**Exercise instructions:** Give the data again exactly as written, skipping any pictures.
══ Record extracts ══
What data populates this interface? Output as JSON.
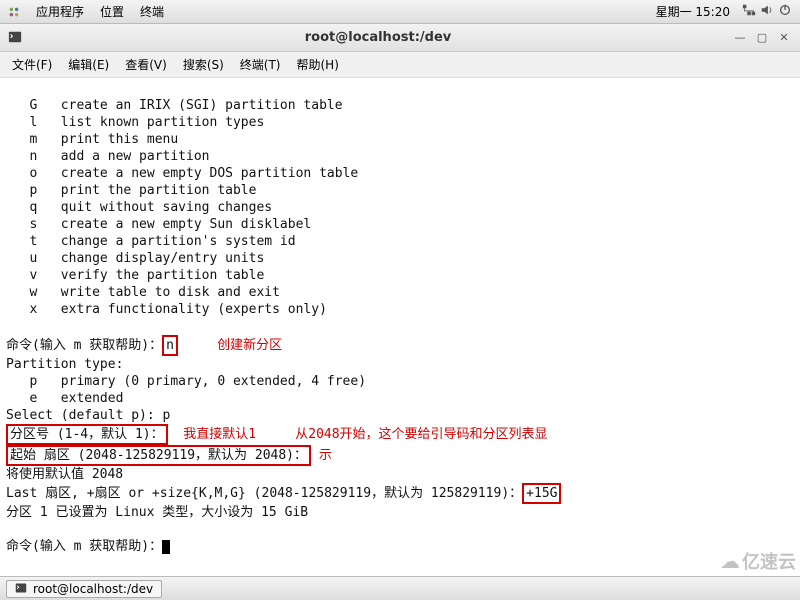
{
  "top_panel": {
    "menus": [
      "应用程序",
      "位置",
      "终端"
    ],
    "clock": "星期一 15:20",
    "sys_icons": [
      "network-icon",
      "volume-icon",
      "power-icon"
    ]
  },
  "window": {
    "title": "root@localhost:/dev",
    "menubar": [
      "文件(F)",
      "编辑(E)",
      "查看(V)",
      "搜索(S)",
      "终端(T)",
      "帮助(H)"
    ],
    "btns": {
      "min": "—",
      "max": "▢",
      "close": "✕"
    }
  },
  "terminal": {
    "help": [
      "   G   create an IRIX (SGI) partition table",
      "   l   list known partition types",
      "   m   print this menu",
      "   n   add a new partition",
      "   o   create a new empty DOS partition table",
      "   p   print the partition table",
      "   q   quit without saving changes",
      "   s   create a new empty Sun disklabel",
      "   t   change a partition's system id",
      "   u   change display/entry units",
      "   v   verify the partition table",
      "   w   write table to disk and exit",
      "   x   extra functionality (experts only)"
    ],
    "cmd_prompt": "命令(输入 m 获取帮助)：",
    "cmd_n": "n",
    "ann_create": "创建新分区",
    "ptype_header": "Partition type:",
    "ptype_p": "   p   primary (0 primary, 0 extended, 4 free)",
    "ptype_e": "   e   extended",
    "select_p": "Select (default p): p",
    "partnum": "分区号 (1-4，默认 1)：",
    "ann_default1": "我直接默认1",
    "ann_from2048": "从2048开始，这个要给引导码和分区列表显",
    "start_sector": "起始 扇区 (2048-125829119，默认为 2048)：",
    "ann_show": "示",
    "use_default": "将使用默认值 2048",
    "last_sector_pre": "Last 扇区, +扇区 or +size{K,M,G} (2048-125829119，默认为 125829119)：",
    "size_input": "+15G",
    "set_result": "分区 1 已设置为 Linux 类型，大小设为 15 GiB",
    "cmd_prompt2": "命令(输入 m 获取帮助)："
  },
  "taskbar": {
    "item": "root@localhost:/dev"
  },
  "watermark": "亿速云",
  "colors": {
    "annotation": "#d40000",
    "background": "#ffffff"
  }
}
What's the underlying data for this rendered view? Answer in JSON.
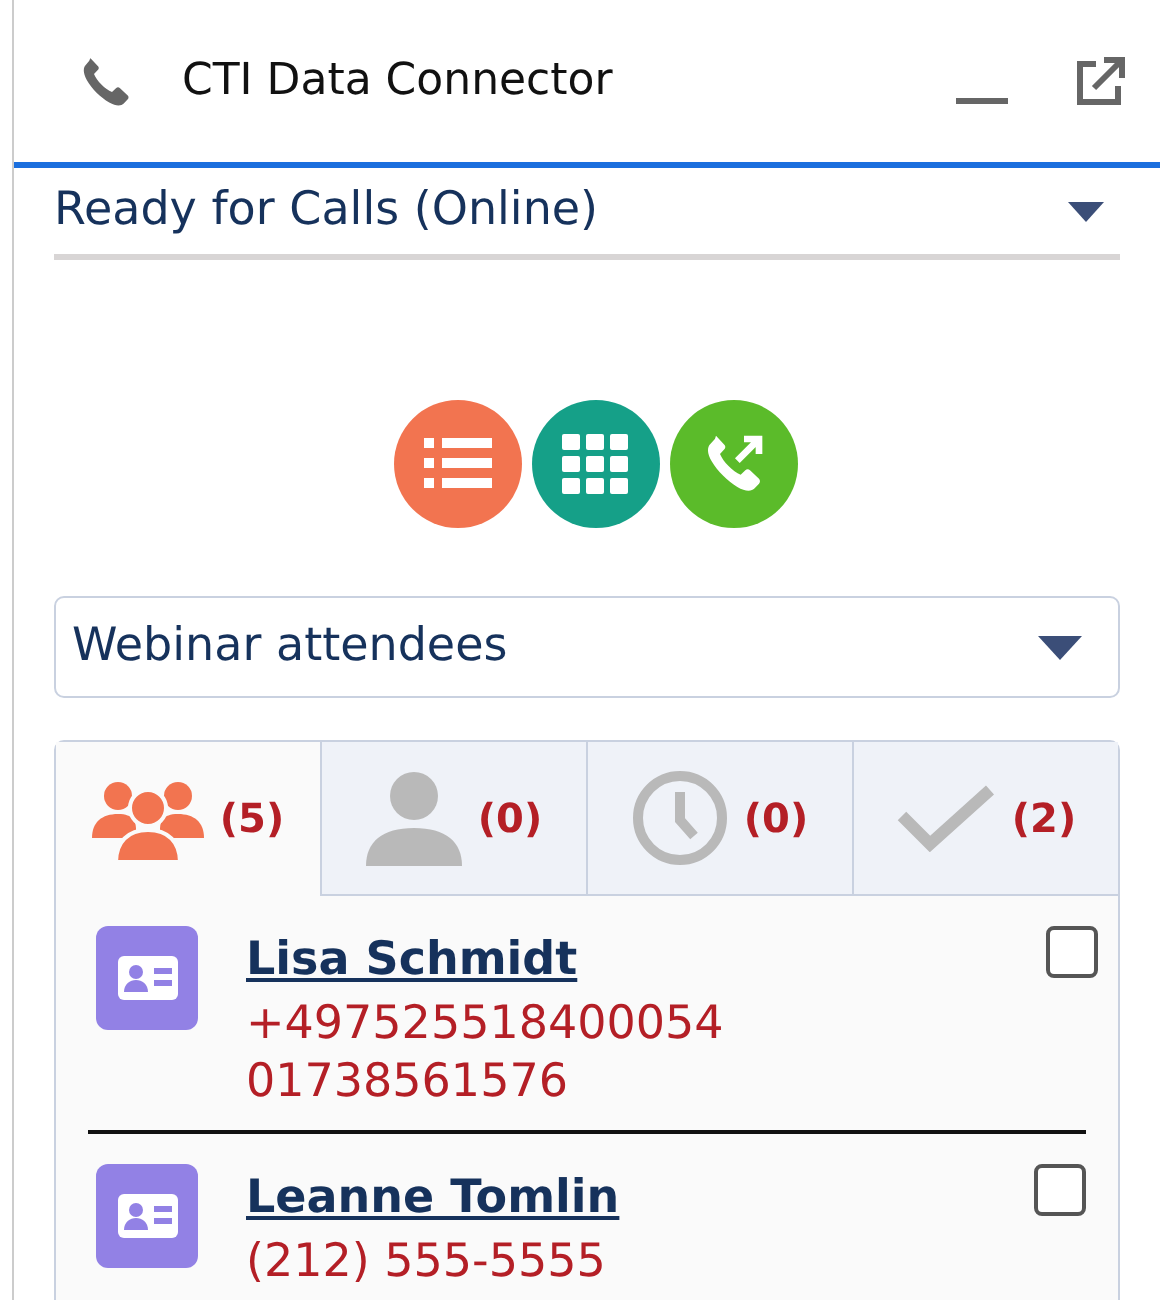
{
  "window": {
    "title": "CTI Data Connector"
  },
  "status": {
    "value": "Ready for Calls (Online)"
  },
  "actions": [
    {
      "kind": "list"
    },
    {
      "kind": "dialpad"
    },
    {
      "kind": "call"
    }
  ],
  "list_select": {
    "value": "Webinar attendees"
  },
  "tabs": [
    {
      "kind": "group",
      "count": "(5)",
      "selected": true
    },
    {
      "kind": "person",
      "count": "(0)",
      "selected": false
    },
    {
      "kind": "clock",
      "count": "(0)",
      "selected": false
    },
    {
      "kind": "check",
      "count": "(2)",
      "selected": false
    }
  ],
  "contacts": [
    {
      "name": "Lisa Schmidt",
      "phones": [
        "+497525518400054",
        "01738561576"
      ],
      "checked": false
    },
    {
      "name": "Leanne Tomlin",
      "phones": [
        "(212) 555-5555"
      ],
      "checked": false
    }
  ]
}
═══
**The result:**
What data populates this interface? Output as JSON.
{
  "top_panel": {
    "menus": [
      "应用程序",
      "位置",
      "终端"
    ],
    "clock": "星期一 15:20",
    "sys_icons": [
      "network-icon",
      "volume-icon",
      "power-icon"
    ]
  },
  "window": {
    "title": "root@localhost:/dev",
    "menubar": [
      "文件(F)",
      "编辑(E)",
      "查看(V)",
      "搜索(S)",
      "终端(T)",
      "帮助(H)"
    ],
    "btns": {
      "min": "—",
      "max": "▢",
      "close": "✕"
    }
  },
  "terminal": {
    "help": [
      "   G   create an IRIX (SGI) partition table",
      "   l   list known partition types",
      "   m   print this menu",
      "   n   add a new partition",
      "   o   create a new empty DOS partition table",
      "   p   print the partition table",
      "   q   quit without saving changes",
      "   s   create a new empty Sun disklabel",
      "   t   change a partition's system id",
      "   u   change display/entry units",
      "   v   verify the partition table",
      "   w   write table to disk and exit",
      "   x   extra functionality (experts only)"
    ],
    "cmd_prompt": "命令(输入 m 获取帮助)：",
    "cmd_n": "n",
    "ann_create": "创建新分区",
    "ptype_header": "Partition type:",
    "ptype_p": "   p   primary (0 primary, 0 extended, 4 free)",
    "ptype_e": "   e   extended",
    "select_p": "Select (default p): p",
    "partnum": "分区号 (1-4，默认 1)：",
    "ann_default1": "我直接默认1",
    "ann_from2048": "从2048开始，这个要给引导码和分区列表显",
    "start_sector": "起始 扇区 (2048-125829119，默认为 2048)：",
    "ann_show": "示",
    "use_default": "将使用默认值 2048",
    "last_sector_pre": "Last 扇区, +扇区 or +size{K,M,G} (2048-125829119，默认为 125829119)：",
    "size_input": "+15G",
    "set_result": "分区 1 已设置为 Linux 类型，大小设为 15 GiB",
    "cmd_prompt2": "命令(输入 m 获取帮助)："
  },
  "taskbar": {
    "item": "root@localhost:/dev"
  },
  "watermark": "亿速云",
  "colors": {
    "annotation": "#d40000",
    "background": "#ffffff"
  }
}
What's the underlying data for this rendered view? Answer in JSON.
{
  "window": {
    "title": "CTI Data Connector"
  },
  "status": {
    "value": "Ready for Calls (Online)"
  },
  "actions": [
    {
      "kind": "list"
    },
    {
      "kind": "dialpad"
    },
    {
      "kind": "call"
    }
  ],
  "list_select": {
    "value": "Webinar attendees"
  },
  "tabs": [
    {
      "kind": "group",
      "count": "(5)",
      "selected": true
    },
    {
      "kind": "person",
      "count": "(0)",
      "selected": false
    },
    {
      "kind": "clock",
      "count": "(0)",
      "selected": false
    },
    {
      "kind": "check",
      "count": "(2)",
      "selected": false
    }
  ],
  "contacts": [
    {
      "name": "Lisa Schmidt",
      "phones": [
        "+497525518400054",
        "01738561576"
      ],
      "checked": false
    },
    {
      "name": "Leanne Tomlin",
      "phones": [
        "(212) 555-5555"
      ],
      "checked": false
    }
  ]
}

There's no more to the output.